** Begin Data shown **
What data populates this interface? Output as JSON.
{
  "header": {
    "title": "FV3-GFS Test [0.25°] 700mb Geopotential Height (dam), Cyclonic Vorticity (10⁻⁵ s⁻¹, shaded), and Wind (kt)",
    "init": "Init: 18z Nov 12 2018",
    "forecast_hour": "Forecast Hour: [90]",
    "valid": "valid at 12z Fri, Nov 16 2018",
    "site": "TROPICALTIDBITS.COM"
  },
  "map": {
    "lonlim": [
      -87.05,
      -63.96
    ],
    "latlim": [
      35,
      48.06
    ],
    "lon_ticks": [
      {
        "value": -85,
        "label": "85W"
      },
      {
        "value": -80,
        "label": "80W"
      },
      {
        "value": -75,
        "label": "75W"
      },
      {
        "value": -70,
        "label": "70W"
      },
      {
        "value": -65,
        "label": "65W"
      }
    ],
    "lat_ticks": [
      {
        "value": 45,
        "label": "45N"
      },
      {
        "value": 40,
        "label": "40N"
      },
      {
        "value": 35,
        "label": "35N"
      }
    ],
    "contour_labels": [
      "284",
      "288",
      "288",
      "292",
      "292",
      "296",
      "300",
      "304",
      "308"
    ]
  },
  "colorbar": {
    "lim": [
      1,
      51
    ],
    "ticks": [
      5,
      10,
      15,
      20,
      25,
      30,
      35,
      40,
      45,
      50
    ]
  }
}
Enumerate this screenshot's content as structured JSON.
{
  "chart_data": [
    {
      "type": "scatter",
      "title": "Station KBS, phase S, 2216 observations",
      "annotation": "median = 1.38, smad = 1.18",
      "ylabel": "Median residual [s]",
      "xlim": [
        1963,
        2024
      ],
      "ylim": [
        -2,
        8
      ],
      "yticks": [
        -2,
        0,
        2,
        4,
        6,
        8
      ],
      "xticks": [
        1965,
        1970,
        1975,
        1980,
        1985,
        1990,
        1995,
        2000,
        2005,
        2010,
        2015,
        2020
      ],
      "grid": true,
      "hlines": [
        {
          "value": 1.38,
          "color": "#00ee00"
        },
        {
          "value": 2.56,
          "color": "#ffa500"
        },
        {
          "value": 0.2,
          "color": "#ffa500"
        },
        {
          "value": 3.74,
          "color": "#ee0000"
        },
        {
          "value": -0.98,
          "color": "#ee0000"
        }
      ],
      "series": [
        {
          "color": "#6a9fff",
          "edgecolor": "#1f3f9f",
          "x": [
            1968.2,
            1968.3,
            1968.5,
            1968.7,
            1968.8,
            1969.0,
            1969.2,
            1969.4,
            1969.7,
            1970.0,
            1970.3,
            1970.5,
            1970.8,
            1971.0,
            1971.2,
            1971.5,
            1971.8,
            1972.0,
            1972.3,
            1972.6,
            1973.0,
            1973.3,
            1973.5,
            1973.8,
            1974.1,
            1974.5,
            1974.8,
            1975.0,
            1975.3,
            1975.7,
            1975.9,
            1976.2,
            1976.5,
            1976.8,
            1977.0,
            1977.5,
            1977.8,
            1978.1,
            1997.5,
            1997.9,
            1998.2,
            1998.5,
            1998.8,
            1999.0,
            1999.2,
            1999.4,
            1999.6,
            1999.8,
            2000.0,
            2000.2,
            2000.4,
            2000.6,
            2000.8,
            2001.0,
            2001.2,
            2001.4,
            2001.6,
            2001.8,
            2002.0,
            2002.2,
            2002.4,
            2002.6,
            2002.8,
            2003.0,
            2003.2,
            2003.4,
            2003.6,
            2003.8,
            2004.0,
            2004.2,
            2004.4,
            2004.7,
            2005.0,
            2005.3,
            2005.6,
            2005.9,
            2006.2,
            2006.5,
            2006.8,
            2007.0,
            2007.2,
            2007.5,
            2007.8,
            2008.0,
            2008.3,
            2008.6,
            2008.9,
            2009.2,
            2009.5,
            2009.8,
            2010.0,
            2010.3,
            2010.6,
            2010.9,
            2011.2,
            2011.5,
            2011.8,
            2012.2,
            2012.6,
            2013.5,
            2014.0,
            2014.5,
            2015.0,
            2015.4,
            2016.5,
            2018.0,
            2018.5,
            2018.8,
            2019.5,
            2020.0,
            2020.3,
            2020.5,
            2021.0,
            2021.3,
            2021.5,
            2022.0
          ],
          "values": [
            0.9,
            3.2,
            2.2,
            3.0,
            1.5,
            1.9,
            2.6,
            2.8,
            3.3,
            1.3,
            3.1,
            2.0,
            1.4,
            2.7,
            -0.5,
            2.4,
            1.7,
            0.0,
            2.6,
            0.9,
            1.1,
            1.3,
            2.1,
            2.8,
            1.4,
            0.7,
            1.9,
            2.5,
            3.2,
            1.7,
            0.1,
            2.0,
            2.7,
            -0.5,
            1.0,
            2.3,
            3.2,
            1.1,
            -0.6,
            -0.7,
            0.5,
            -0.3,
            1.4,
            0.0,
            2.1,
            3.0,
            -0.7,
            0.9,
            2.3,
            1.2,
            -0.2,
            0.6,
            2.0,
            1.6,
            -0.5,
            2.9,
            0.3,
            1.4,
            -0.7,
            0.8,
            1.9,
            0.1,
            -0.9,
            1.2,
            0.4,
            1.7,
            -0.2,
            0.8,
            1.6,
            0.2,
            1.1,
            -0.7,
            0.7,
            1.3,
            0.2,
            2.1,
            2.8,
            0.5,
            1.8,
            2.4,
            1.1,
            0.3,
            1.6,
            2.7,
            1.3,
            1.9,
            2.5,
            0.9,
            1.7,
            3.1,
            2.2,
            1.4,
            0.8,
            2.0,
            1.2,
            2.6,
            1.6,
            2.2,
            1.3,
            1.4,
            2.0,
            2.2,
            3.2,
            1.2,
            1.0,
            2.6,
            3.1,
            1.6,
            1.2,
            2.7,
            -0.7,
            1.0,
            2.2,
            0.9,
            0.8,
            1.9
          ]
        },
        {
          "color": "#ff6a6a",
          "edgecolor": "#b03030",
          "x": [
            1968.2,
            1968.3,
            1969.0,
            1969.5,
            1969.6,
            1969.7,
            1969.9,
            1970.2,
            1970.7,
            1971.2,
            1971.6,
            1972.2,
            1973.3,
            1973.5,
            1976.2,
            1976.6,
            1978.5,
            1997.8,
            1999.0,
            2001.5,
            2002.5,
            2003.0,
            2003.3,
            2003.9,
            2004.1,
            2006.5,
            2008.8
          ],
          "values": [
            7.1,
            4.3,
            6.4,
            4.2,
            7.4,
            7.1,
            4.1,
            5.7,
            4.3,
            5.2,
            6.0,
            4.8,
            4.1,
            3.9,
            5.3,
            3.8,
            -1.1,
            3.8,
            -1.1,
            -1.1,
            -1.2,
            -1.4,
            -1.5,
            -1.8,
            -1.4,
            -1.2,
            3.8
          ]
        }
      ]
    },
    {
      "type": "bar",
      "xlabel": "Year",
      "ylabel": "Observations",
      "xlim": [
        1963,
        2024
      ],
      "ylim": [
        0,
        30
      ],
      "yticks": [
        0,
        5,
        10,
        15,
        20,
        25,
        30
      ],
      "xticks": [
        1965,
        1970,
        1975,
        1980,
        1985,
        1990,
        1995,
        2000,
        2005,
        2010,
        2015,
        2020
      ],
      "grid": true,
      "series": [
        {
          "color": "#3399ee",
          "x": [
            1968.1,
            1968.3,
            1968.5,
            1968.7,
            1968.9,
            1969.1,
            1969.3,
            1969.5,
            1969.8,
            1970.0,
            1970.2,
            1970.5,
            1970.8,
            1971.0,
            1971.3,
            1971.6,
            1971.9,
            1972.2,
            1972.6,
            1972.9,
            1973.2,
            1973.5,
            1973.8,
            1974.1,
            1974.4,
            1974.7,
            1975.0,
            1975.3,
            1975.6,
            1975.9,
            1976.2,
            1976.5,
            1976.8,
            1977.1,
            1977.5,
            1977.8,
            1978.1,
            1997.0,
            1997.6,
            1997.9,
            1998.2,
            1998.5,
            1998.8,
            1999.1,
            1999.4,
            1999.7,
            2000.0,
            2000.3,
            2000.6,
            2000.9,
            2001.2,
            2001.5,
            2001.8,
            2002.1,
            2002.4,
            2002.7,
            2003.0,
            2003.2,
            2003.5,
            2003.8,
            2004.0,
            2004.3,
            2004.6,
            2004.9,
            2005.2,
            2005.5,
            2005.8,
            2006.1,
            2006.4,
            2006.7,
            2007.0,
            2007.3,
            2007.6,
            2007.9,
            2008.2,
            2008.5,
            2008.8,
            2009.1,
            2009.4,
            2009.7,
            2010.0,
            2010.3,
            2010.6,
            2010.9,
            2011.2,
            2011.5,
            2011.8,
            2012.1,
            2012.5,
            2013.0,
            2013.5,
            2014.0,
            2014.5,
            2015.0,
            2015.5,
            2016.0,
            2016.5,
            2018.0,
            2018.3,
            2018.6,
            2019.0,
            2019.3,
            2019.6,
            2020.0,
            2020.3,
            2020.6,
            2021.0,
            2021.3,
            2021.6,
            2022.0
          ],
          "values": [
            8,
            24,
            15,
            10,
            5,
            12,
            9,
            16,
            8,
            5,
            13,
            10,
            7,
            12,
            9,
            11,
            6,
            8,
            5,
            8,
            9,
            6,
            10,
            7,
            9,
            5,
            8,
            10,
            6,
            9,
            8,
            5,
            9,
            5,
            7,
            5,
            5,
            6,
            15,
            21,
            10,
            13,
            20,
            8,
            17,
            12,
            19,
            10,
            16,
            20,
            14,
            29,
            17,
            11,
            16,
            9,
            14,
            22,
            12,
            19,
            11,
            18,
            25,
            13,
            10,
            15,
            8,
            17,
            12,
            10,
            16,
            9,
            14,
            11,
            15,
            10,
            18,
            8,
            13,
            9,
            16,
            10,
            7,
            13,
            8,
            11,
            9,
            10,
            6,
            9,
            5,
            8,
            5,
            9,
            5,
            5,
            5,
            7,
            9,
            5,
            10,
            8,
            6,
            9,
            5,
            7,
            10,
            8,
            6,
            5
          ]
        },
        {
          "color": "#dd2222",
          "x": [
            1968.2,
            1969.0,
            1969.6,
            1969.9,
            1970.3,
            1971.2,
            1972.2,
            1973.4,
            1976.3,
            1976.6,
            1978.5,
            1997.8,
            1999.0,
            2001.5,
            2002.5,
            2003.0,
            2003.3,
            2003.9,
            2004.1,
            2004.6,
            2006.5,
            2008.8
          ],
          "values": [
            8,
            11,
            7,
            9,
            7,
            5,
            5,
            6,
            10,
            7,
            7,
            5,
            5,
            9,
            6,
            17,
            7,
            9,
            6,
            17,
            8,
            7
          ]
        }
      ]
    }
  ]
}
** End Data shown **
Prompt - Check each line of the records for "edgecolor" and copy the ones that contain it.

Result below -
          "edgecolor": "#1f3f9f",
          "edgecolor": "#b03030",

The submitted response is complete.